### TO DO
Read the lines that follow and pick out every one containing the word "deposits".

### TASK INPUT

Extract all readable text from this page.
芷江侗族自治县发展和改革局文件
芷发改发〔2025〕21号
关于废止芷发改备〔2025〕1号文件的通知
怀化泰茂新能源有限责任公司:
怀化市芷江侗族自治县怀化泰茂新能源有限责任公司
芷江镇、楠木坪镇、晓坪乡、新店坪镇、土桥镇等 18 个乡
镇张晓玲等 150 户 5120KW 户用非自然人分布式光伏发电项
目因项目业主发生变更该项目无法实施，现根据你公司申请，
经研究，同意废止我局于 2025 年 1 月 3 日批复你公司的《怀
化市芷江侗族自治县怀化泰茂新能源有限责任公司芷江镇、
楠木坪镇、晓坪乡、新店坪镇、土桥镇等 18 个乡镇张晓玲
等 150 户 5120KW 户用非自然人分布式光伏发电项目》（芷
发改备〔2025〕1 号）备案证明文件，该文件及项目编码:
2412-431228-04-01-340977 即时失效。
---
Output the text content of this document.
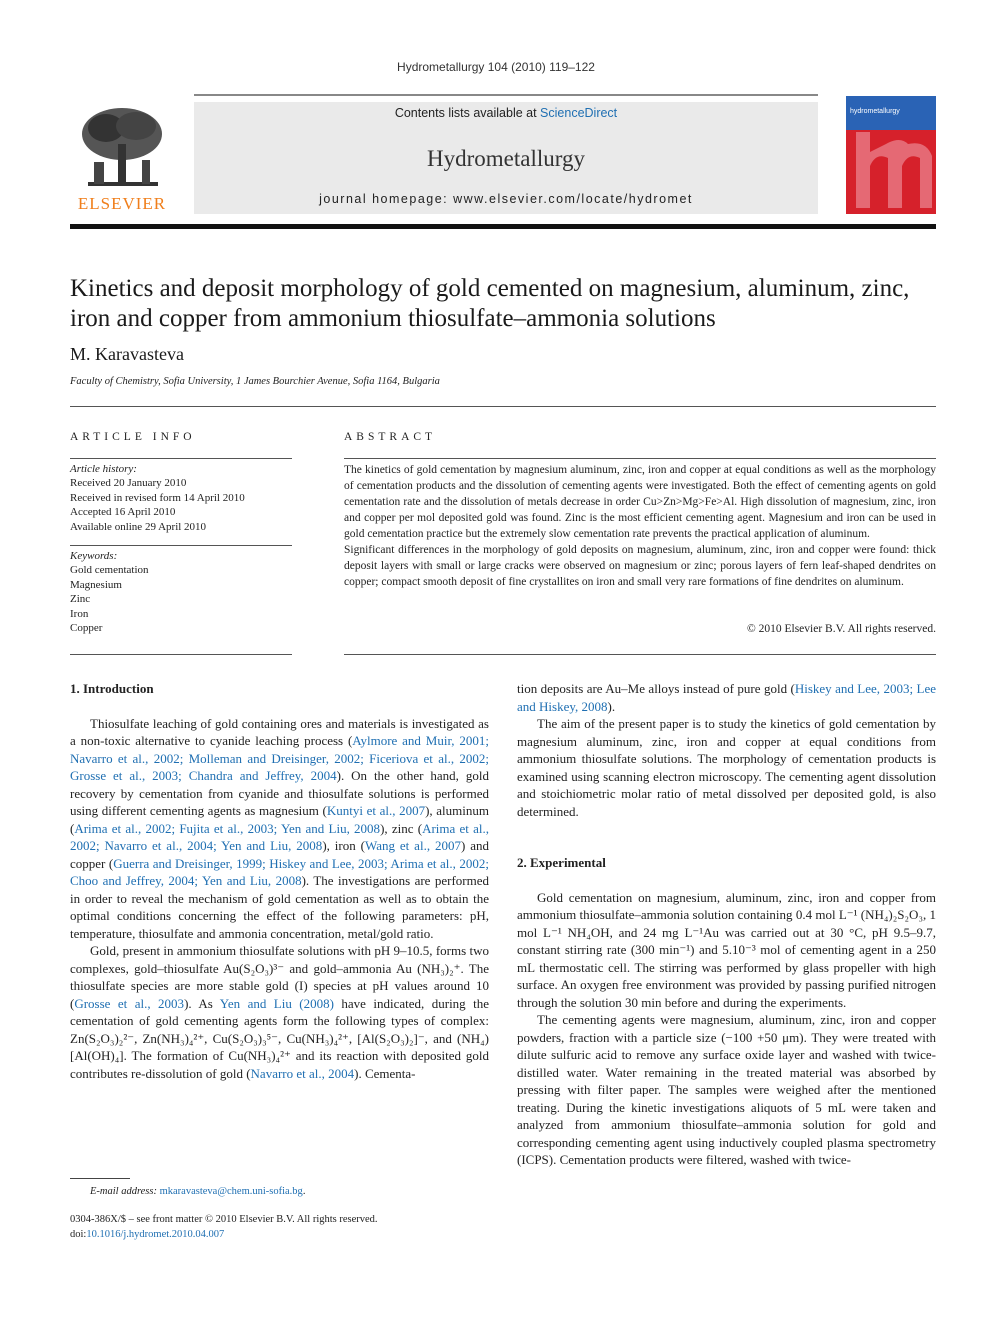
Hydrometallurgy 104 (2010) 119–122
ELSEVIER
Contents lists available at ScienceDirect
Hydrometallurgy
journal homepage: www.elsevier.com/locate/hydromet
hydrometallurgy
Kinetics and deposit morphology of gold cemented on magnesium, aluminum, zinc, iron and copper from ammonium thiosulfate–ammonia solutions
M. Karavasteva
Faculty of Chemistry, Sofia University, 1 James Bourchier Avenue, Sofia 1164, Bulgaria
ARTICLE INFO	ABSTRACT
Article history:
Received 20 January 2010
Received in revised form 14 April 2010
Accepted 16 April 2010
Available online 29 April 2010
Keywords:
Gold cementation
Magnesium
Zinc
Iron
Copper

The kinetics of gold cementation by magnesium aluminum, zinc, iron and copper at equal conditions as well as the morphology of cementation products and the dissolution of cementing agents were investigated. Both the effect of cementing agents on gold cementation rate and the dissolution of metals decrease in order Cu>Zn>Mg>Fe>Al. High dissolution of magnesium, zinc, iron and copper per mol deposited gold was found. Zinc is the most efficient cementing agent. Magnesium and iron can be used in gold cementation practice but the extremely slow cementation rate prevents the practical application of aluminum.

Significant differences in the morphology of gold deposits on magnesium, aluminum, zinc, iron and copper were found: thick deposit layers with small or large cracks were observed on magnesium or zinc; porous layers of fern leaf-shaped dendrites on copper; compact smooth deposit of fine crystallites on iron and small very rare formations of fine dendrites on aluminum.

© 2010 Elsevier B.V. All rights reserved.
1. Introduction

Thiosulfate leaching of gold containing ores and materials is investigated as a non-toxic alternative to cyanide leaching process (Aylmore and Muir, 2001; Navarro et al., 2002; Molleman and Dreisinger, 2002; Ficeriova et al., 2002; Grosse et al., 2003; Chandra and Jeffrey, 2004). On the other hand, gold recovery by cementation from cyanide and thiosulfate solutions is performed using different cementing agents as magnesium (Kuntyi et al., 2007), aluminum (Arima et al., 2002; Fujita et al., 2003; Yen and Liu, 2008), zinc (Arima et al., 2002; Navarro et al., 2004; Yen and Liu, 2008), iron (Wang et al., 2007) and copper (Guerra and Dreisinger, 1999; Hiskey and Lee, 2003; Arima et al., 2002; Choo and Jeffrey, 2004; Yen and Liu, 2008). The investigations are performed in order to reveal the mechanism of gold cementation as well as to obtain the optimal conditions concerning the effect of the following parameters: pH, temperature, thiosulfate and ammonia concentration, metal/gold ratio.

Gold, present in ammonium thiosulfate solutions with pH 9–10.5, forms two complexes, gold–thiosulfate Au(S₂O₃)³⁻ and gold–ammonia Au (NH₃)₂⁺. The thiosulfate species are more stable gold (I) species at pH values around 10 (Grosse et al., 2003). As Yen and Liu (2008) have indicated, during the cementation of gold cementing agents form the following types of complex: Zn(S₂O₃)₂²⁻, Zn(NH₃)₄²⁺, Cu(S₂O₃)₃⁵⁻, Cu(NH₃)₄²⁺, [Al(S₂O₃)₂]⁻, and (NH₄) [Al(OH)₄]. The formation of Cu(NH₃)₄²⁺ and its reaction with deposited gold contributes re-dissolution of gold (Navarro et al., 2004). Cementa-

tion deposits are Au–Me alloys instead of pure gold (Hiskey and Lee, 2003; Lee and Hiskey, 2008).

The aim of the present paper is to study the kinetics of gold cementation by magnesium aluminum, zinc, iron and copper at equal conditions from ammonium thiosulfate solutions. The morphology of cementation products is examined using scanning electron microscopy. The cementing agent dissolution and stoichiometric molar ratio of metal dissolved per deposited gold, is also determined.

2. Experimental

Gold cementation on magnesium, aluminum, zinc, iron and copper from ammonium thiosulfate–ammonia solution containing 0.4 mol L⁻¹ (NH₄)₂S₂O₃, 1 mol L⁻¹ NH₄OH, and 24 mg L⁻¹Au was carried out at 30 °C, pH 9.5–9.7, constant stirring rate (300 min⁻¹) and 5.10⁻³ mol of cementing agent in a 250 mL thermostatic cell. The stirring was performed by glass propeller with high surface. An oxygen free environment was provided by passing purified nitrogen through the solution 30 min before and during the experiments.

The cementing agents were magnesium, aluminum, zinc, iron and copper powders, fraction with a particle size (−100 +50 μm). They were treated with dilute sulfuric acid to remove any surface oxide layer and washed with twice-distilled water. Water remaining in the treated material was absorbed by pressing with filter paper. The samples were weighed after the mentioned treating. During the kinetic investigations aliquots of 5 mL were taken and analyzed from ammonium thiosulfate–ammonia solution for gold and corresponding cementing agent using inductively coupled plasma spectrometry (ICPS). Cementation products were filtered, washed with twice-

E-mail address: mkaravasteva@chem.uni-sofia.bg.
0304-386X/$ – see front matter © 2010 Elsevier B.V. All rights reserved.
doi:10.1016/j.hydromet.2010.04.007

### ANSWER TO THIS TASK
Significant differences in the morphology of gold deposits on magnesium, aluminum, zinc, iron and copper were found: thick deposit layers with small or large cracks were observed on magnesium or zinc; porous layers of fern leaf-shaped dendrites on copper; compact smooth deposit of fine crystallites on iron and small very rare formations of fine dendrites on aluminum.
tion deposits are Au–Me alloys instead of pure gold (Hiskey and Lee, 2003; Lee and Hiskey, 2008).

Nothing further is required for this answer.